EXERCISE DETAILS. Write every record out again exactly as given.

RECORD LIST.
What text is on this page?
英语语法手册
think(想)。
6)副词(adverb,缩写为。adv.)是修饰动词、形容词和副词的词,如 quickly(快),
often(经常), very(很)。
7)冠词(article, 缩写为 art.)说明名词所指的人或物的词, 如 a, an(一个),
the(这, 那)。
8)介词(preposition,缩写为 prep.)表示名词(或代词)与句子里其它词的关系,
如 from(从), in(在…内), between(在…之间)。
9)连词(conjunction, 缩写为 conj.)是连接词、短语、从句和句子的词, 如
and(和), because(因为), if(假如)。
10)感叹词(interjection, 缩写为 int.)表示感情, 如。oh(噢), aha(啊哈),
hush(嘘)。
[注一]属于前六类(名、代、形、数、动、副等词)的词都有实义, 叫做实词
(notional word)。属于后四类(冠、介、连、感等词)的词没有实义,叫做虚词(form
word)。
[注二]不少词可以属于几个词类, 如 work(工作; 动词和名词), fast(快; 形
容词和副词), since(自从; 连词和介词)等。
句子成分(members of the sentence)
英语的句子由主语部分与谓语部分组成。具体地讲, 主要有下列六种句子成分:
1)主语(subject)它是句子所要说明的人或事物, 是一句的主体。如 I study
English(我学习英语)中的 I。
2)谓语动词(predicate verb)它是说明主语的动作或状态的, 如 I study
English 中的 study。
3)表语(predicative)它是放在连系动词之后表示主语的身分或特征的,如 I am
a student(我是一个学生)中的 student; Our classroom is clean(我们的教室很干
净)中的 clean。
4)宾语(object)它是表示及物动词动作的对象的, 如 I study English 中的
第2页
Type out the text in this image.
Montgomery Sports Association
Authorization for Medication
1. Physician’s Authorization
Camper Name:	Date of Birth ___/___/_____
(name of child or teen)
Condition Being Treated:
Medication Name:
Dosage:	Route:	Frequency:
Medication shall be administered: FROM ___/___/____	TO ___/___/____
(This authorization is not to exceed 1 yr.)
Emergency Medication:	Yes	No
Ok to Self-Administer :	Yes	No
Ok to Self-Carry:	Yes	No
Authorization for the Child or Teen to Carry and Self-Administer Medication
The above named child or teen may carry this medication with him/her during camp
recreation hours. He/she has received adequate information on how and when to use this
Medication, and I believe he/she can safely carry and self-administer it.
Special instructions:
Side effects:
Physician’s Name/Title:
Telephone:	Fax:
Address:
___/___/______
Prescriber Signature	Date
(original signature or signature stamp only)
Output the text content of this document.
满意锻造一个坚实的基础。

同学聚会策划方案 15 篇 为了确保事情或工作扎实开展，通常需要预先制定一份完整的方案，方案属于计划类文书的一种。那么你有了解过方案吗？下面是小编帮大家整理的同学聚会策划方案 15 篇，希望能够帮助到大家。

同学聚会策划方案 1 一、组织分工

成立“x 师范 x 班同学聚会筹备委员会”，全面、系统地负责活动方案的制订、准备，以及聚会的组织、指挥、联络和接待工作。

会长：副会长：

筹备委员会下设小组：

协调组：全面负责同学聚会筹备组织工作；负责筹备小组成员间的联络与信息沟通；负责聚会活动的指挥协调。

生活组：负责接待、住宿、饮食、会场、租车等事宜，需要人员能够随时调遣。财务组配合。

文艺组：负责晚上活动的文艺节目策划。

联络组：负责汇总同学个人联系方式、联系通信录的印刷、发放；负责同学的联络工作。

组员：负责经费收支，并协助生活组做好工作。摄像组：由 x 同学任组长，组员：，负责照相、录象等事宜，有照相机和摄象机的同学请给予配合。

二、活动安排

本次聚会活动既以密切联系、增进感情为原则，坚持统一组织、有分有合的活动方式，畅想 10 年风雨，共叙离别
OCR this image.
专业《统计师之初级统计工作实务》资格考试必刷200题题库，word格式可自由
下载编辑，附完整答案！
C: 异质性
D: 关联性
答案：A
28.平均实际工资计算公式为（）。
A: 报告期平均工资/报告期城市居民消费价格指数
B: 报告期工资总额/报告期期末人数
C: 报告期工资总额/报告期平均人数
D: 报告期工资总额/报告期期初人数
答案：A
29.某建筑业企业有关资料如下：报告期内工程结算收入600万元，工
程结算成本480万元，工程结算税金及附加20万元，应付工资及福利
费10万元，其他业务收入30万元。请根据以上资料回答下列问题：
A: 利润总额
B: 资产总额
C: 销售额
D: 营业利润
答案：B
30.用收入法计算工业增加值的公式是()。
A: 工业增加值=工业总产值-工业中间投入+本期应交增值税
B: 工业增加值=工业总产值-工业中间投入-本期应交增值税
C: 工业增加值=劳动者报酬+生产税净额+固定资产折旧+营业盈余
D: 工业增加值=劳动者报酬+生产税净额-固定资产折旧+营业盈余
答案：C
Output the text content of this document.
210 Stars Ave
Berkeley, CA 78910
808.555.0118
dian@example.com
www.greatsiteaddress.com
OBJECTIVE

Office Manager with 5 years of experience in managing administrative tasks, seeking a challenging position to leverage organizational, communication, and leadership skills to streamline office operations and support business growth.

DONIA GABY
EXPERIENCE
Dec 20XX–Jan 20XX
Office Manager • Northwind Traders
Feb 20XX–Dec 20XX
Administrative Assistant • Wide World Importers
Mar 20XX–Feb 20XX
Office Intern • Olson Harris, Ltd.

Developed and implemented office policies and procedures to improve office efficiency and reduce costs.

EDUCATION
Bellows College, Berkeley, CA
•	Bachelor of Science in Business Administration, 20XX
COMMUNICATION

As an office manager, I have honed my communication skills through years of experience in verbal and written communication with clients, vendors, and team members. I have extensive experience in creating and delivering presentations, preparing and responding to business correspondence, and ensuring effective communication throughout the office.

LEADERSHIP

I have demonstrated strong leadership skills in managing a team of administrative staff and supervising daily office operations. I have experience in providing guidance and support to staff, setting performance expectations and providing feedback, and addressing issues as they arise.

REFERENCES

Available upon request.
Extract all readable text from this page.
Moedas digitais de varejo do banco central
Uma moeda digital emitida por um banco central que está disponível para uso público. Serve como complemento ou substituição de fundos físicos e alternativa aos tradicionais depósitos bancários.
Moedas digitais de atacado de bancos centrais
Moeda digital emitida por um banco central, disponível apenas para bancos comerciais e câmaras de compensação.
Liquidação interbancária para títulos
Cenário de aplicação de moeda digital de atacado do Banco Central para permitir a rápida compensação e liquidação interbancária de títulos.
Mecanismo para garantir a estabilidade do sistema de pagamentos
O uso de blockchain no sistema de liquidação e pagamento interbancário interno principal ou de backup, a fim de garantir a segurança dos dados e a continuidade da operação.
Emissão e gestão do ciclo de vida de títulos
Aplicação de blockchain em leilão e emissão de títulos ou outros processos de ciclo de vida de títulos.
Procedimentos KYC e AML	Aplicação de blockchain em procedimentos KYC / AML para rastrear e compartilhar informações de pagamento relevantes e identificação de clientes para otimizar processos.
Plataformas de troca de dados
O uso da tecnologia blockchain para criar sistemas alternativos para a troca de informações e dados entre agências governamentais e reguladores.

FULL ANSWER.
What text is on this page?
英语语法手册
think(想)。
6)副词(adverb,缩写为。adv.)是修饰动词、形容词和副词的词,如 quickly(快),
often(经常), very(很)。
7)冠词(article, 缩写为 art.)说明名词所指的人或物的词, 如 a, an(一个),
the(这, 那)。
8)介词(preposition,缩写为 prep.)表示名词(或代词)与句子里其它词的关系,
如 from(从), in(在…内), between(在…之间)。
9)连词(conjunction, 缩写为 conj.)是连接词、短语、从句和句子的词, 如
and(和), because(因为), if(假如)。
10)感叹词(interjection, 缩写为 int.)表示感情, 如。oh(噢), aha(啊哈),
hush(嘘)。
[注一]属于前六类(名、代、形、数、动、副等词)的词都有实义, 叫做实词
(notional word)。属于后四类(冠、介、连、感等词)的词没有实义,叫做虚词(form
word)。
[注二]不少词可以属于几个词类, 如 work(工作; 动词和名词), fast(快; 形
容词和副词), since(自从; 连词和介词)等。
句子成分(members of the sentence)
英语的句子由主语部分与谓语部分组成。具体地讲, 主要有下列六种句子成分:
1)主语(subject)它是句子所要说明的人或事物, 是一句的主体。如 I study
English(我学习英语)中的 I。
2)谓语动词(predicate verb)它是说明主语的动作或状态的, 如 I study
English 中的 study。
3)表语(predicative)它是放在连系动词之后表示主语的身分或特征的,如 I am
a student(我是一个学生)中的 student; Our classroom is clean(我们的教室很干
净)中的 clean。
4)宾语(object)它是表示及物动词动作的对象的, 如 I study English 中的
第2页
Type out the text in this image.
Montgomery Sports Association
Authorization for Medication
1. Physician’s Authorization
Camper Name:	Date of Birth ___/___/_____
(name of child or teen)
Condition Being Treated:
Medication Name:
Dosage:	Route:	Frequency:
Medication shall be administered: FROM ___/___/____	TO ___/___/____
(This authorization is not to exceed 1 yr.)
Emergency Medication:	Yes	No
Ok to Self-Administer :	Yes	No
Ok to Self-Carry:	Yes	No
Authorization for the Child or Teen to Carry and Self-Administer Medication
The above named child or teen may carry this medication with him/her during camp
recreation hours. He/she has received adequate information on how and when to use this
Medication, and I believe he/she can safely carry and self-administer it.
Special instructions:
Side effects:
Physician’s Name/Title:
Telephone:	Fax:
Address:
___/___/______
Prescriber Signature	Date
(original signature or signature stamp only)
Output the text content of this document.
满意锻造一个坚实的基础。

同学聚会策划方案 15 篇 为了确保事情或工作扎实开展，通常需要预先制定一份完整的方案，方案属于计划类文书的一种。那么你有了解过方案吗？下面是小编帮大家整理的同学聚会策划方案 15 篇，希望能够帮助到大家。

同学聚会策划方案 1 一、组织分工

成立“x 师范 x 班同学聚会筹备委员会”，全面、系统地负责活动方案的制订、准备，以及聚会的组织、指挥、联络和接待工作。

会长：副会长：

筹备委员会下设小组：

协调组：全面负责同学聚会筹备组织工作；负责筹备小组成员间的联络与信息沟通；负责聚会活动的指挥协调。

生活组：负责接待、住宿、饮食、会场、租车等事宜，需要人员能够随时调遣。财务组配合。

文艺组：负责晚上活动的文艺节目策划。

联络组：负责汇总同学个人联系方式、联系通信录的印刷、发放；负责同学的联络工作。

组员：负责经费收支，并协助生活组做好工作。摄像组：由 x 同学任组长，组员：，负责照相、录象等事宜，有照相机和摄象机的同学请给予配合。

二、活动安排

本次聚会活动既以密切联系、增进感情为原则，坚持统一组织、有分有合的活动方式，畅想 10 年风雨，共叙离别
OCR this image.
专业《统计师之初级统计工作实务》资格考试必刷200题题库，word格式可自由
下载编辑，附完整答案！
C: 异质性
D: 关联性
答案：A
28.平均实际工资计算公式为（）。
A: 报告期平均工资/报告期城市居民消费价格指数
B: 报告期工资总额/报告期期末人数
C: 报告期工资总额/报告期平均人数
D: 报告期工资总额/报告期期初人数
答案：A
29.某建筑业企业有关资料如下：报告期内工程结算收入600万元，工
程结算成本480万元，工程结算税金及附加20万元，应付工资及福利
费10万元，其他业务收入30万元。请根据以上资料回答下列问题：
A: 利润总额
B: 资产总额
C: 销售额
D: 营业利润
答案：B
30.用收入法计算工业增加值的公式是()。
A: 工业增加值=工业总产值-工业中间投入+本期应交增值税
B: 工业增加值=工业总产值-工业中间投入-本期应交增值税
C: 工业增加值=劳动者报酬+生产税净额+固定资产折旧+营业盈余
D: 工业增加值=劳动者报酬+生产税净额-固定资产折旧+营业盈余
答案：C
Output the text content of this document.
210 Stars Ave
Berkeley, CA 78910
808.555.0118
dian@example.com
www.greatsiteaddress.com
OBJECTIVE

Office Manager with 5 years of experience in managing administrative tasks, seeking a challenging position to leverage organizational, communication, and leadership skills to streamline office operations and support business growth.

DONIA GABY
EXPERIENCE
Dec 20XX–Jan 20XX
Office Manager • Northwind Traders
Feb 20XX–Dec 20XX
Administrative Assistant • Wide World Importers
Mar 20XX–Feb 20XX
Office Intern • Olson Harris, Ltd.

Developed and implemented office policies and procedures to improve office efficiency and reduce costs.

EDUCATION
Bellows College, Berkeley, CA
•	Bachelor of Science in Business Administration, 20XX
COMMUNICATION

As an office manager, I have honed my communication skills through years of experience in verbal and written communication with clients, vendors, and team members. I have extensive experience in creating and delivering presentations, preparing and responding to business correspondence, and ensuring effective communication throughout the office.

LEADERSHIP

I have demonstrated strong leadership skills in managing a team of administrative staff and supervising daily office operations. I have experience in providing guidance and support to staff, setting performance expectations and providing feedback, and addressing issues as they arise.

REFERENCES

Available upon request.
Extract all readable text from this page.
Moedas digitais de varejo do banco central
Uma moeda digital emitida por um banco central que está disponível para uso público. Serve como complemento ou substituição de fundos físicos e alternativa aos tradicionais depósitos bancários.
Moedas digitais de atacado de bancos centrais
Moeda digital emitida por um banco central, disponível apenas para bancos comerciais e câmaras de compensação.
Liquidação interbancária para títulos
Cenário de aplicação de moeda digital de atacado do Banco Central para permitir a rápida compensação e liquidação interbancária de títulos.
Mecanismo para garantir a estabilidade do sistema de pagamentos
O uso de blockchain no sistema de liquidação e pagamento interbancário interno principal ou de backup, a fim de garantir a segurança dos dados e a continuidade da operação.
Emissão e gestão do ciclo de vida de títulos
Aplicação de blockchain em leilão e emissão de títulos ou outros processos de ciclo de vida de títulos.
Procedimentos KYC e AML	Aplicação de blockchain em procedimentos KYC / AML para rastrear e compartilhar informações de pagamento relevantes e identificação de clientes para otimizar processos.
Plataformas de troca de dados
O uso da tecnologia blockchain para criar sistemas alternativos para a troca de informações e dados entre agências governamentais e reguladores.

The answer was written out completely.